(Stored dataset items)
- - -
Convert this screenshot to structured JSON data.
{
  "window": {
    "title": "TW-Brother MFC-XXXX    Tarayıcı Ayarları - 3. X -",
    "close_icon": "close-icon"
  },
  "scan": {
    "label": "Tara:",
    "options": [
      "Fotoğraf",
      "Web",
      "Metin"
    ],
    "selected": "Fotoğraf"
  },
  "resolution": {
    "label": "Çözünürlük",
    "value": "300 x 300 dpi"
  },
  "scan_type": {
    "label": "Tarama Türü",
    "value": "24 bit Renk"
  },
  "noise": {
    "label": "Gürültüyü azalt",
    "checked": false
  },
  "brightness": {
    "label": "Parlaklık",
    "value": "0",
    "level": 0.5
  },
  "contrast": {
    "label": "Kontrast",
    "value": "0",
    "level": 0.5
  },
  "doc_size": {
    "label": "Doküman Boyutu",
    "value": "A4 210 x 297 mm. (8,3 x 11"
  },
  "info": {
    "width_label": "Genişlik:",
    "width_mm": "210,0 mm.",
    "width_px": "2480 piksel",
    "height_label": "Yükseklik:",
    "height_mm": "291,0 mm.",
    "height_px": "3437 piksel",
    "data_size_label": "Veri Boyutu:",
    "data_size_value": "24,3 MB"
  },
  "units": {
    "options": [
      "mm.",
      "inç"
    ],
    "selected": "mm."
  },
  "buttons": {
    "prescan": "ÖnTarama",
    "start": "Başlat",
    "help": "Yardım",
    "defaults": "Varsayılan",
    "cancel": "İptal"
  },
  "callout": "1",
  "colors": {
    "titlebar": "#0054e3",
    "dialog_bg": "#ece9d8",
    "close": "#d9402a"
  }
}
- - -
Extract each line from the entries above that contains the string "Boyutu".

* [Output of the exercise]:
    "label": "Doküman Boyutu",
    "data_size_label": "Veri Boyutu:",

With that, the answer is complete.